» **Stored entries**
═══

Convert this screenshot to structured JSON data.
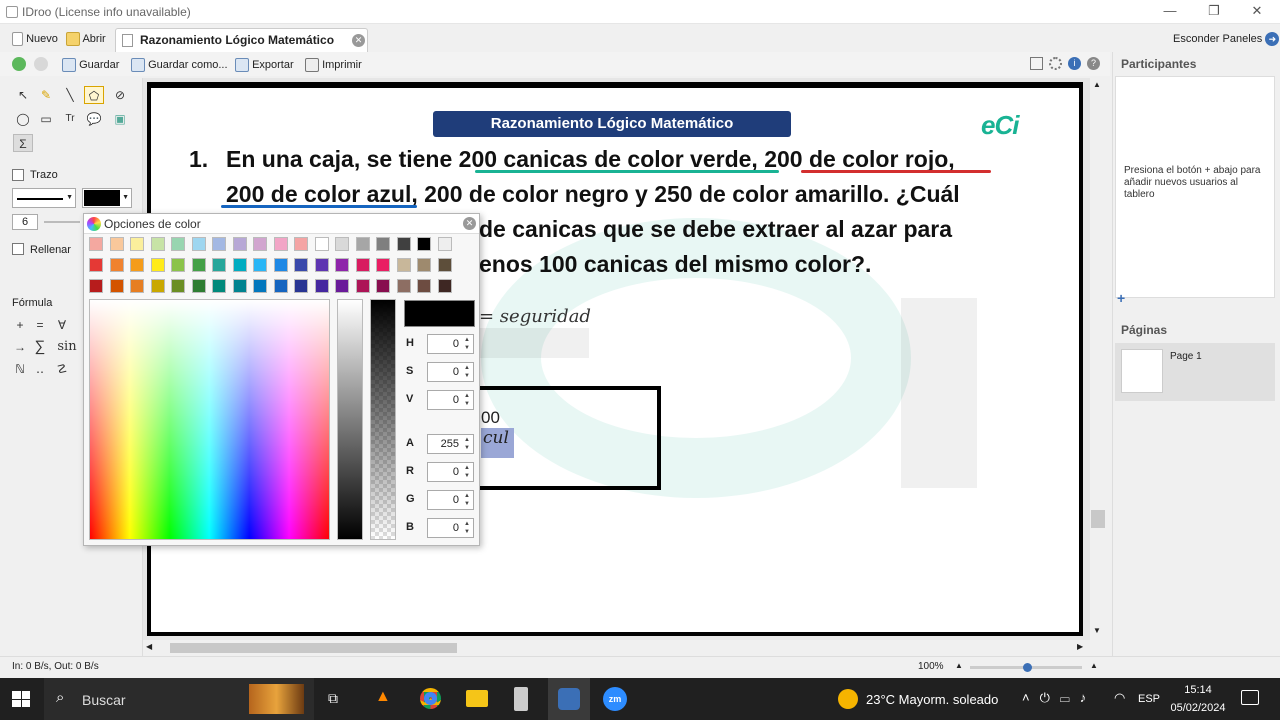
{
  "window": {
    "title": "IDroo (License info unavailable)"
  },
  "tabs": {
    "new_label": "Nuevo",
    "open_label": "Abrir",
    "doc_title": "Razonamiento Lógico Matemático",
    "hide_panels": "Esconder Paneles"
  },
  "toolbar": {
    "save": "Guardar",
    "save_as": "Guardar como...",
    "export": "Exportar",
    "print": "Imprimir"
  },
  "left_panel": {
    "trazo": "Trazo",
    "stroke_size": "6",
    "rellenar": "Rellenar",
    "formula": "Fórmula",
    "math_sym_1": "sin",
    "math_sym_2": "ℕ"
  },
  "board": {
    "banner": "Razonamiento Lógico Matemático",
    "logo_text": "eCi",
    "q_number": "1.",
    "q_line1": "En una caja, se tiene 200 canicas de color verde, 200 de color rojo,",
    "q_line2": "200 de color azul, 200 de color negro y 250 de color amarillo. ¿Cuál",
    "q_line3": "de canicas que se debe extraer al azar para",
    "q_line4": "enos 100 canicas del mismo color?.",
    "formula_text": "= seguridad",
    "box_text1": "00",
    "box_text2": "cul"
  },
  "color_dialog": {
    "title": "Opciones de color",
    "fields": [
      {
        "label": "H",
        "value": "0"
      },
      {
        "label": "S",
        "value": "0"
      },
      {
        "label": "V",
        "value": "0"
      },
      {
        "label": "A",
        "value": "255"
      },
      {
        "label": "R",
        "value": "0"
      },
      {
        "label": "G",
        "value": "0"
      },
      {
        "label": "B",
        "value": "0"
      }
    ],
    "swatch_row1": [
      "#f4a8a0",
      "#f9c89b",
      "#fbef9c",
      "#c7e3a6",
      "#98d5b0",
      "#9ed6f0",
      "#a3b8e3",
      "#b7a8d6",
      "#d1a5cf",
      "#f2a5c6",
      "#f4a4a4",
      "#ffffff",
      "#d9d9d9",
      "#a6a6a6",
      "#7f7f7f",
      "#404040",
      "#000000",
      "#eeeeee"
    ],
    "swatch_row2": [
      "#e53935",
      "#f0822e",
      "#f59c1a",
      "#ffeb1a",
      "#8bc34a",
      "#43a047",
      "#26a69a",
      "#00acc1",
      "#29b6f6",
      "#1e88e5",
      "#3949ab",
      "#5e35b1",
      "#8e24aa",
      "#d81b60",
      "#e91e63",
      "#c8b79a",
      "#9e8a6e",
      "#5d4e3a"
    ],
    "swatch_row3": [
      "#b71c1c",
      "#d35400",
      "#e67e22",
      "#c9a800",
      "#6b8e23",
      "#2e7d32",
      "#00897b",
      "#00838f",
      "#0277bd",
      "#1565c0",
      "#283593",
      "#4527a0",
      "#6a1b9a",
      "#ad1457",
      "#880e4f",
      "#8d6e63",
      "#6d4c41",
      "#3e2723"
    ],
    "current_color": "#000000"
  },
  "right_panel": {
    "participants_title": "Participantes",
    "participants_hint": "Presiona el botón + abajo para añadir nuevos usuarios al tablero",
    "pages_title": "Páginas",
    "page1": "Page 1"
  },
  "status": {
    "traffic": "In: 0 B/s, Out: 0 B/s",
    "zoom": "100%"
  },
  "taskbar": {
    "search": "Buscar",
    "weather": "23°C  Mayorm. soleado",
    "lang": "ESP",
    "time": "15:14",
    "date": "05/02/2024"
  },
  "colors": {
    "banner_bg": "#1f3d7a",
    "accent_green": "#19b394",
    "accent_red": "#d32f2f",
    "accent_blue": "#1565c0"
  }
}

═══

List the lines that contain the word "para".

    "q_line3": "de canicas que se debe extraer al azar para",
    "participants_hint": "Presiona el botón + abajo para añadir nuevos usuarios al tablero",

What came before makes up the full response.